## Start Exercise data
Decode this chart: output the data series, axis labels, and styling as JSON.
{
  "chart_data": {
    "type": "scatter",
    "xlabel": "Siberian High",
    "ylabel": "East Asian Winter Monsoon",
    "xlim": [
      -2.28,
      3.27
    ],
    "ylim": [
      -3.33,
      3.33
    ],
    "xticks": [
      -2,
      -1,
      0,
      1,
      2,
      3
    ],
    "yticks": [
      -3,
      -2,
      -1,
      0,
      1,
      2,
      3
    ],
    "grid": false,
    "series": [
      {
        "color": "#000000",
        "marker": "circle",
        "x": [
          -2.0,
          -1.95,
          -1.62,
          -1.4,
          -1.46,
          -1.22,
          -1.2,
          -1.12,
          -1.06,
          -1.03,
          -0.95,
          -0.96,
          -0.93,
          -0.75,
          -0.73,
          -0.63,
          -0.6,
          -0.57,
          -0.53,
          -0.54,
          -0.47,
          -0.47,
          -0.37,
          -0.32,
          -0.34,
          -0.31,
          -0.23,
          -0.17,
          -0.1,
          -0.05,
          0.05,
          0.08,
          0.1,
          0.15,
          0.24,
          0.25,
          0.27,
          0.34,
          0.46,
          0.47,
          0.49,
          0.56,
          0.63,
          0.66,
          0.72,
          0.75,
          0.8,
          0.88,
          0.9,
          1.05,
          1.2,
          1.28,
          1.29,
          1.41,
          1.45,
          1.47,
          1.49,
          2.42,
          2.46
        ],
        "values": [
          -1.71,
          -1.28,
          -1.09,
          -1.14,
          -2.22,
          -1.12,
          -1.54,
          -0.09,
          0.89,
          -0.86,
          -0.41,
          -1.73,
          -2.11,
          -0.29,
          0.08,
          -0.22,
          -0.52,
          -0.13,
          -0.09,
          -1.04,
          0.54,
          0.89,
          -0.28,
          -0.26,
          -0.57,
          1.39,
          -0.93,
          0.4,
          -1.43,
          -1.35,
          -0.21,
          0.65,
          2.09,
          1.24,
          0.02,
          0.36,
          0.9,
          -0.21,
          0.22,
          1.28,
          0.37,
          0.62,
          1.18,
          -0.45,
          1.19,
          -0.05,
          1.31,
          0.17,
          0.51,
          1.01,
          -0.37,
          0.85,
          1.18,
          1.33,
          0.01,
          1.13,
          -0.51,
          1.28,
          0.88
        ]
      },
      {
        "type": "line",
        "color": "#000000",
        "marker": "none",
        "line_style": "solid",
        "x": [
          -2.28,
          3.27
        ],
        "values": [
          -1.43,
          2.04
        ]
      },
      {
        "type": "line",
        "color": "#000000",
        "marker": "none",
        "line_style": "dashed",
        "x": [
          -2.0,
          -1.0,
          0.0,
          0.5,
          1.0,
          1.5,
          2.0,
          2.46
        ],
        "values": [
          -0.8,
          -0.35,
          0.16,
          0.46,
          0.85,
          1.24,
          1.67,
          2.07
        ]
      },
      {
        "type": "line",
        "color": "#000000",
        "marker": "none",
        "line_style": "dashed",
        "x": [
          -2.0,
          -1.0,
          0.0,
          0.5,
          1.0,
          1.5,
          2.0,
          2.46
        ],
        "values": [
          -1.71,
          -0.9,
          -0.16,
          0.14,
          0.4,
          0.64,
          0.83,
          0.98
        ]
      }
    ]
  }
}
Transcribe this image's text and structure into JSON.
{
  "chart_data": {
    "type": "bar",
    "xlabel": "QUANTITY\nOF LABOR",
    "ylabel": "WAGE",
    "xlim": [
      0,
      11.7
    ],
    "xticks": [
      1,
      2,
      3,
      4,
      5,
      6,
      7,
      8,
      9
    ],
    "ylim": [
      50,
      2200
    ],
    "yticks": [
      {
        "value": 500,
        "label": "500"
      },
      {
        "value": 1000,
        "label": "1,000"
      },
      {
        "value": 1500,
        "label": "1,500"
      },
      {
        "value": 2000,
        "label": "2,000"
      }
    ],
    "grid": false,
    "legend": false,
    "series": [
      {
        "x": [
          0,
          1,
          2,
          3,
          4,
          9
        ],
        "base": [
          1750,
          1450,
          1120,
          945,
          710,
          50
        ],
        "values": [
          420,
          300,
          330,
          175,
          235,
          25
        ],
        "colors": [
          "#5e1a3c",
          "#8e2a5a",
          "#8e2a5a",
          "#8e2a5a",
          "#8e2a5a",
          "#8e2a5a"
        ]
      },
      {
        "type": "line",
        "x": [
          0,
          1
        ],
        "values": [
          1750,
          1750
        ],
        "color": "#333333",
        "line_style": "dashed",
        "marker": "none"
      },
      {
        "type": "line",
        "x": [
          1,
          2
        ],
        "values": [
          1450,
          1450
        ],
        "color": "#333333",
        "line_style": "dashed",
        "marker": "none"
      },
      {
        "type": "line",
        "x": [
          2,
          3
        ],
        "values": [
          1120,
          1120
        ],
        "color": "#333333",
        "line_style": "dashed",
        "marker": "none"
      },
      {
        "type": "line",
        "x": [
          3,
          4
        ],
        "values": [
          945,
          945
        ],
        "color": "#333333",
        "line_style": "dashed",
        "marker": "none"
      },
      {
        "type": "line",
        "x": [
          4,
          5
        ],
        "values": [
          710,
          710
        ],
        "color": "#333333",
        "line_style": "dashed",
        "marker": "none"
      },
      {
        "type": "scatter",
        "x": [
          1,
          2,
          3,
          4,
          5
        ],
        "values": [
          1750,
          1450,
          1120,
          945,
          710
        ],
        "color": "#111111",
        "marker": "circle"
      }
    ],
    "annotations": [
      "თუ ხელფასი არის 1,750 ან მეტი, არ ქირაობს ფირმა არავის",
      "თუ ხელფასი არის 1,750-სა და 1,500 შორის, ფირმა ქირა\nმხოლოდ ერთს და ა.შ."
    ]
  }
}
## End Exercise data
__Task statement__
Make a list of all lines in the data that contain "ylabel".

__Finished exercise__
    "ylabel": "East Asian Winter Monsoon",
    "ylabel": "WAGE",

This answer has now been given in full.